-- TASK DATA start --

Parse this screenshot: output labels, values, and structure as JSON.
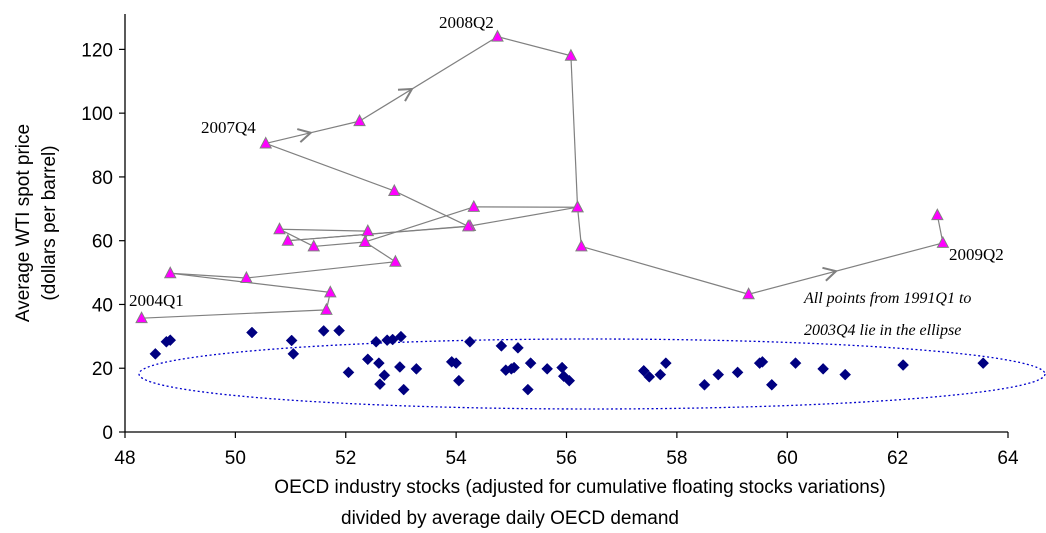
{
  "chart_data": {
    "type": "scatter",
    "title": "",
    "xlabel_lines": [
      "OECD industry stocks (adjusted for cumulative floating stocks variations)",
      "divided by average daily OECD demand"
    ],
    "ylabel_lines": [
      "Average WTI spot price",
      "(dollars per barrel)"
    ],
    "xlim": [
      48,
      64
    ],
    "ylim": [
      0,
      130
    ],
    "x_ticks": [
      48,
      50,
      52,
      54,
      56,
      58,
      60,
      62,
      64
    ],
    "y_ticks": [
      0,
      20,
      40,
      60,
      80,
      100,
      120
    ],
    "grid": false,
    "series": [
      {
        "marker": "diamond",
        "color": "#000080",
        "points": [
          [
            48.55,
            24.5
          ],
          [
            48.75,
            28.3
          ],
          [
            48.82,
            28.8
          ],
          [
            50.3,
            31.2
          ],
          [
            51.02,
            28.7
          ],
          [
            51.05,
            24.5
          ],
          [
            51.6,
            31.7
          ],
          [
            51.88,
            31.8
          ],
          [
            52.05,
            18.7
          ],
          [
            52.4,
            22.8
          ],
          [
            52.55,
            28.3
          ],
          [
            52.6,
            21.6
          ],
          [
            52.62,
            15.0
          ],
          [
            52.7,
            17.8
          ],
          [
            52.75,
            28.8
          ],
          [
            52.85,
            29.0
          ],
          [
            52.98,
            20.4
          ],
          [
            53.0,
            29.9
          ],
          [
            53.05,
            13.3
          ],
          [
            53.28,
            19.8
          ],
          [
            53.92,
            22.0
          ],
          [
            54.0,
            21.6
          ],
          [
            54.05,
            16.1
          ],
          [
            54.25,
            28.3
          ],
          [
            54.82,
            27.0
          ],
          [
            54.9,
            19.4
          ],
          [
            55.0,
            19.8
          ],
          [
            55.05,
            20.2
          ],
          [
            55.12,
            26.4
          ],
          [
            55.3,
            13.3
          ],
          [
            55.35,
            21.6
          ],
          [
            55.65,
            19.8
          ],
          [
            55.92,
            20.2
          ],
          [
            55.95,
            17.5
          ],
          [
            56.05,
            16.1
          ],
          [
            57.4,
            19.2
          ],
          [
            57.5,
            17.3
          ],
          [
            57.7,
            18.0
          ],
          [
            57.8,
            21.6
          ],
          [
            58.5,
            14.8
          ],
          [
            58.75,
            18.0
          ],
          [
            59.1,
            18.7
          ],
          [
            59.5,
            21.6
          ],
          [
            59.55,
            22.0
          ],
          [
            59.72,
            14.8
          ],
          [
            60.15,
            21.6
          ],
          [
            60.65,
            19.8
          ],
          [
            61.05,
            18.0
          ],
          [
            62.1,
            21.0
          ],
          [
            63.55,
            21.6
          ]
        ]
      },
      {
        "marker": "triangle",
        "color": "#ff00ff",
        "connected": true,
        "points": [
          [
            48.3,
            35.7
          ],
          [
            51.65,
            38.3
          ],
          [
            51.72,
            43.8
          ],
          [
            48.82,
            49.8
          ],
          [
            50.2,
            48.3
          ],
          [
            52.9,
            53.4
          ],
          [
            52.35,
            59.6
          ],
          [
            51.42,
            58.2
          ],
          [
            50.8,
            63.6
          ],
          [
            52.4,
            63.0
          ],
          [
            52.35,
            59.6
          ],
          [
            54.32,
            70.6
          ],
          [
            56.2,
            70.5
          ],
          [
            54.25,
            64.6
          ],
          [
            50.95,
            60.0
          ],
          [
            54.22,
            64.5
          ],
          [
            52.88,
            75.6
          ],
          [
            50.55,
            90.5
          ],
          [
            52.25,
            97.5
          ],
          [
            54.75,
            124.0
          ],
          [
            56.08,
            118.0
          ],
          [
            56.2,
            70.5
          ],
          [
            56.27,
            58.2
          ],
          [
            59.3,
            43.2
          ],
          [
            62.82,
            59.3
          ],
          [
            62.72,
            68.0
          ]
        ]
      }
    ],
    "annotations": {
      "label_2004q1": "2004Q1",
      "label_2007q4": "2007Q4",
      "label_2008q2": "2008Q2",
      "label_2009q2": "2009Q2",
      "ellipse_note_line1": "All points from 1991Q1 to",
      "ellipse_note_line2": "2003Q4 lie in the ellipse"
    }
  }
}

-- TASK DATA end --

### YOUR GOAL
Quote the records in their entirety, keeping the wording exact and excluding pictures.

### RESPONSE TO THE TASK
Parse this screenshot: output labels, values, and structure as JSON.
{
  "chart_data": {
    "type": "scatter",
    "title": "",
    "xlabel_lines": [
      "OECD industry stocks (adjusted for cumulative floating stocks variations)",
      "divided by average daily OECD demand"
    ],
    "ylabel_lines": [
      "Average WTI spot price",
      "(dollars per barrel)"
    ],
    "xlim": [
      48,
      64
    ],
    "ylim": [
      0,
      130
    ],
    "x_ticks": [
      48,
      50,
      52,
      54,
      56,
      58,
      60,
      62,
      64
    ],
    "y_ticks": [
      0,
      20,
      40,
      60,
      80,
      100,
      120
    ],
    "grid": false,
    "series": [
      {
        "marker": "diamond",
        "color": "#000080",
        "points": [
          [
            48.55,
            24.5
          ],
          [
            48.75,
            28.3
          ],
          [
            48.82,
            28.8
          ],
          [
            50.3,
            31.2
          ],
          [
            51.02,
            28.7
          ],
          [
            51.05,
            24.5
          ],
          [
            51.6,
            31.7
          ],
          [
            51.88,
            31.8
          ],
          [
            52.05,
            18.7
          ],
          [
            52.4,
            22.8
          ],
          [
            52.55,
            28.3
          ],
          [
            52.6,
            21.6
          ],
          [
            52.62,
            15.0
          ],
          [
            52.7,
            17.8
          ],
          [
            52.75,
            28.8
          ],
          [
            52.85,
            29.0
          ],
          [
            52.98,
            20.4
          ],
          [
            53.0,
            29.9
          ],
          [
            53.05,
            13.3
          ],
          [
            53.28,
            19.8
          ],
          [
            53.92,
            22.0
          ],
          [
            54.0,
            21.6
          ],
          [
            54.05,
            16.1
          ],
          [
            54.25,
            28.3
          ],
          [
            54.82,
            27.0
          ],
          [
            54.9,
            19.4
          ],
          [
            55.0,
            19.8
          ],
          [
            55.05,
            20.2
          ],
          [
            55.12,
            26.4
          ],
          [
            55.3,
            13.3
          ],
          [
            55.35,
            21.6
          ],
          [
            55.65,
            19.8
          ],
          [
            55.92,
            20.2
          ],
          [
            55.95,
            17.5
          ],
          [
            56.05,
            16.1
          ],
          [
            57.4,
            19.2
          ],
          [
            57.5,
            17.3
          ],
          [
            57.7,
            18.0
          ],
          [
            57.8,
            21.6
          ],
          [
            58.5,
            14.8
          ],
          [
            58.75,
            18.0
          ],
          [
            59.1,
            18.7
          ],
          [
            59.5,
            21.6
          ],
          [
            59.55,
            22.0
          ],
          [
            59.72,
            14.8
          ],
          [
            60.15,
            21.6
          ],
          [
            60.65,
            19.8
          ],
          [
            61.05,
            18.0
          ],
          [
            62.1,
            21.0
          ],
          [
            63.55,
            21.6
          ]
        ]
      },
      {
        "marker": "triangle",
        "color": "#ff00ff",
        "connected": true,
        "points": [
          [
            48.3,
            35.7
          ],
          [
            51.65,
            38.3
          ],
          [
            51.72,
            43.8
          ],
          [
            48.82,
            49.8
          ],
          [
            50.2,
            48.3
          ],
          [
            52.9,
            53.4
          ],
          [
            52.35,
            59.6
          ],
          [
            51.42,
            58.2
          ],
          [
            50.8,
            63.6
          ],
          [
            52.4,
            63.0
          ],
          [
            52.35,
            59.6
          ],
          [
            54.32,
            70.6
          ],
          [
            56.2,
            70.5
          ],
          [
            54.25,
            64.6
          ],
          [
            50.95,
            60.0
          ],
          [
            54.22,
            64.5
          ],
          [
            52.88,
            75.6
          ],
          [
            50.55,
            90.5
          ],
          [
            52.25,
            97.5
          ],
          [
            54.75,
            124.0
          ],
          [
            56.08,
            118.0
          ],
          [
            56.2,
            70.5
          ],
          [
            56.27,
            58.2
          ],
          [
            59.3,
            43.2
          ],
          [
            62.82,
            59.3
          ],
          [
            62.72,
            68.0
          ]
        ]
      }
    ],
    "annotations": {
      "label_2004q1": "2004Q1",
      "label_2007q4": "2007Q4",
      "label_2008q2": "2008Q2",
      "label_2009q2": "2009Q2",
      "ellipse_note_line1": "All points from 1991Q1 to",
      "ellipse_note_line2": "2003Q4 lie in the ellipse"
    }
  }
}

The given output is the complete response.